╭──

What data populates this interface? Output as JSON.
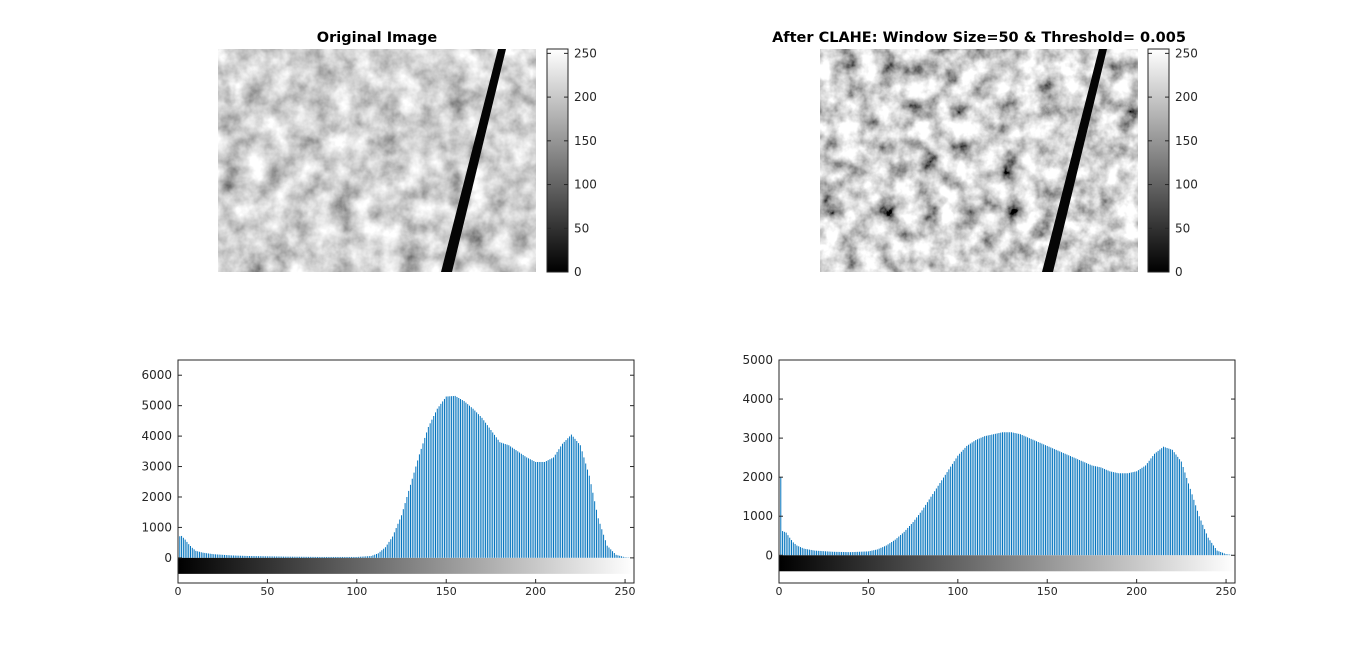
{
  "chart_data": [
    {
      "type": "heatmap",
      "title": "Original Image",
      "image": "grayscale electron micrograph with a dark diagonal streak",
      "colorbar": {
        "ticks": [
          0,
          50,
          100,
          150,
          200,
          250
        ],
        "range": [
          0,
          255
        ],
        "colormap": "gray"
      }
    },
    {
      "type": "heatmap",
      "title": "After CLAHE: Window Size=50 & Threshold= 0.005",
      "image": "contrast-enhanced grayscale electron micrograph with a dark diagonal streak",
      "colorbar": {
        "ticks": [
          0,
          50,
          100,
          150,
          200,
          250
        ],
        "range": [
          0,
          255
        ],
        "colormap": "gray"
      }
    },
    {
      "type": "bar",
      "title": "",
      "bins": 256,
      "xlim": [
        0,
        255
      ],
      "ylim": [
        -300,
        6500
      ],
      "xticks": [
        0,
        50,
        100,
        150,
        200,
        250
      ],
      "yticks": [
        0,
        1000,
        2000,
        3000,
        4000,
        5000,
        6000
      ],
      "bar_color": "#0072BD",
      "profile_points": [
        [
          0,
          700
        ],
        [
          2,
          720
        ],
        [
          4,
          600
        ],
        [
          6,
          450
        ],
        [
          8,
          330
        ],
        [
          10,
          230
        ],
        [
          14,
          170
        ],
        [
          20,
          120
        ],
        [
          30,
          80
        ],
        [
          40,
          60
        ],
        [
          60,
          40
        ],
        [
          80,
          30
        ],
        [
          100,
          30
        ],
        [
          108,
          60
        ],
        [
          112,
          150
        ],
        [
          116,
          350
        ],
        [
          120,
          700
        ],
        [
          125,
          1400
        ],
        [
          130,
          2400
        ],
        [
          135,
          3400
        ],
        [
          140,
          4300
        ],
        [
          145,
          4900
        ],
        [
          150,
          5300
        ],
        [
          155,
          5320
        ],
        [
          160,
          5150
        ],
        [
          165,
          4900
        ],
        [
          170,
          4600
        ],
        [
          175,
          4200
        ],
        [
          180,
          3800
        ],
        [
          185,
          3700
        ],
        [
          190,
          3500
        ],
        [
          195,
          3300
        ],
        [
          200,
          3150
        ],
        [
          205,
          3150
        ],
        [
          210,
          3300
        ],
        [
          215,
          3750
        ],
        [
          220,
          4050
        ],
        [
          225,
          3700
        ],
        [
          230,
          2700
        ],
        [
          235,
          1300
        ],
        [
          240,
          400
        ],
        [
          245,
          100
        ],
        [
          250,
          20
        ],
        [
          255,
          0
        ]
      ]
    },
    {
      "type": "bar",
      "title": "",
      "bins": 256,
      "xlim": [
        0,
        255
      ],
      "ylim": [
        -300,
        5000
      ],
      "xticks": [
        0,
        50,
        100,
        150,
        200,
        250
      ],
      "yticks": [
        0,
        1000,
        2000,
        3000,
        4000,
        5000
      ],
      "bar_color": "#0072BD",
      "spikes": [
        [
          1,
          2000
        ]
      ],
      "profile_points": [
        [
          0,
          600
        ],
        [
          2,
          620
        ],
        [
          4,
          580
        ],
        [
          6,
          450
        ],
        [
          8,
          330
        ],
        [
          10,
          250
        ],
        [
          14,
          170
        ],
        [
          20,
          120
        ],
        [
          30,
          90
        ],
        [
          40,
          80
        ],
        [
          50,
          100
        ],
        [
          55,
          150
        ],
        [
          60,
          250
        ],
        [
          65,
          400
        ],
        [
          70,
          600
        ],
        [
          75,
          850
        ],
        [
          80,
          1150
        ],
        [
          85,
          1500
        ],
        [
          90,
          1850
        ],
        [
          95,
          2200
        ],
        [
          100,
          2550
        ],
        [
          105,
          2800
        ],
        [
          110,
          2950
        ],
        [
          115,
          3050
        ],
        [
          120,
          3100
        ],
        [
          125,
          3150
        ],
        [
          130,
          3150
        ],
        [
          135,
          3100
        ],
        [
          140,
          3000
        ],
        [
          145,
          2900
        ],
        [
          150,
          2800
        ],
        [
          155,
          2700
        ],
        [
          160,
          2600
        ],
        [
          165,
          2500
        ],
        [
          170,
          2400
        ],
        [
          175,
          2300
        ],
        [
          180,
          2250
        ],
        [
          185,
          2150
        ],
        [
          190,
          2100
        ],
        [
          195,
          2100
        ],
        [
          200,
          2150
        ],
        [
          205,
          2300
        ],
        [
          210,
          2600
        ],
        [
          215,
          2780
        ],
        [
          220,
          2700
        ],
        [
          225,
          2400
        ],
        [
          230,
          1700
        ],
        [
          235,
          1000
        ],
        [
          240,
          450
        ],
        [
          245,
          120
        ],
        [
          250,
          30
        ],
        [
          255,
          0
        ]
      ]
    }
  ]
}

╰──

> [TASK PROMPT]: Exclude the pictures. Write out the remaining data exactly.

> [COMPLETED TASK]:
What data populates this interface? Output as JSON.
{
  "chart_data": [
    {
      "type": "heatmap",
      "title": "Original Image",
      "image": "grayscale electron micrograph with a dark diagonal streak",
      "colorbar": {
        "ticks": [
          0,
          50,
          100,
          150,
          200,
          250
        ],
        "range": [
          0,
          255
        ],
        "colormap": "gray"
      }
    },
    {
      "type": "heatmap",
      "title": "After CLAHE: Window Size=50 & Threshold= 0.005",
      "image": "contrast-enhanced grayscale electron micrograph with a dark diagonal streak",
      "colorbar": {
        "ticks": [
          0,
          50,
          100,
          150,
          200,
          250
        ],
        "range": [
          0,
          255
        ],
        "colormap": "gray"
      }
    },
    {
      "type": "bar",
      "title": "",
      "bins": 256,
      "xlim": [
        0,
        255
      ],
      "ylim": [
        -300,
        6500
      ],
      "xticks": [
        0,
        50,
        100,
        150,
        200,
        250
      ],
      "yticks": [
        0,
        1000,
        2000,
        3000,
        4000,
        5000,
        6000
      ],
      "bar_color": "#0072BD",
      "profile_points": [
        [
          0,
          700
        ],
        [
          2,
          720
        ],
        [
          4,
          600
        ],
        [
          6,
          450
        ],
        [
          8,
          330
        ],
        [
          10,
          230
        ],
        [
          14,
          170
        ],
        [
          20,
          120
        ],
        [
          30,
          80
        ],
        [
          40,
          60
        ],
        [
          60,
          40
        ],
        [
          80,
          30
        ],
        [
          100,
          30
        ],
        [
          108,
          60
        ],
        [
          112,
          150
        ],
        [
          116,
          350
        ],
        [
          120,
          700
        ],
        [
          125,
          1400
        ],
        [
          130,
          2400
        ],
        [
          135,
          3400
        ],
        [
          140,
          4300
        ],
        [
          145,
          4900
        ],
        [
          150,
          5300
        ],
        [
          155,
          5320
        ],
        [
          160,
          5150
        ],
        [
          165,
          4900
        ],
        [
          170,
          4600
        ],
        [
          175,
          4200
        ],
        [
          180,
          3800
        ],
        [
          185,
          3700
        ],
        [
          190,
          3500
        ],
        [
          195,
          3300
        ],
        [
          200,
          3150
        ],
        [
          205,
          3150
        ],
        [
          210,
          3300
        ],
        [
          215,
          3750
        ],
        [
          220,
          4050
        ],
        [
          225,
          3700
        ],
        [
          230,
          2700
        ],
        [
          235,
          1300
        ],
        [
          240,
          400
        ],
        [
          245,
          100
        ],
        [
          250,
          20
        ],
        [
          255,
          0
        ]
      ]
    },
    {
      "type": "bar",
      "title": "",
      "bins": 256,
      "xlim": [
        0,
        255
      ],
      "ylim": [
        -300,
        5000
      ],
      "xticks": [
        0,
        50,
        100,
        150,
        200,
        250
      ],
      "yticks": [
        0,
        1000,
        2000,
        3000,
        4000,
        5000
      ],
      "bar_color": "#0072BD",
      "spikes": [
        [
          1,
          2000
        ]
      ],
      "profile_points": [
        [
          0,
          600
        ],
        [
          2,
          620
        ],
        [
          4,
          580
        ],
        [
          6,
          450
        ],
        [
          8,
          330
        ],
        [
          10,
          250
        ],
        [
          14,
          170
        ],
        [
          20,
          120
        ],
        [
          30,
          90
        ],
        [
          40,
          80
        ],
        [
          50,
          100
        ],
        [
          55,
          150
        ],
        [
          60,
          250
        ],
        [
          65,
          400
        ],
        [
          70,
          600
        ],
        [
          75,
          850
        ],
        [
          80,
          1150
        ],
        [
          85,
          1500
        ],
        [
          90,
          1850
        ],
        [
          95,
          2200
        ],
        [
          100,
          2550
        ],
        [
          105,
          2800
        ],
        [
          110,
          2950
        ],
        [
          115,
          3050
        ],
        [
          120,
          3100
        ],
        [
          125,
          3150
        ],
        [
          130,
          3150
        ],
        [
          135,
          3100
        ],
        [
          140,
          3000
        ],
        [
          145,
          2900
        ],
        [
          150,
          2800
        ],
        [
          155,
          2700
        ],
        [
          160,
          2600
        ],
        [
          165,
          2500
        ],
        [
          170,
          2400
        ],
        [
          175,
          2300
        ],
        [
          180,
          2250
        ],
        [
          185,
          2150
        ],
        [
          190,
          2100
        ],
        [
          195,
          2100
        ],
        [
          200,
          2150
        ],
        [
          205,
          2300
        ],
        [
          210,
          2600
        ],
        [
          215,
          2780
        ],
        [
          220,
          2700
        ],
        [
          225,
          2400
        ],
        [
          230,
          1700
        ],
        [
          235,
          1000
        ],
        [
          240,
          450
        ],
        [
          245,
          120
        ],
        [
          250,
          30
        ],
        [
          255,
          0
        ]
      ]
    }
  ]
}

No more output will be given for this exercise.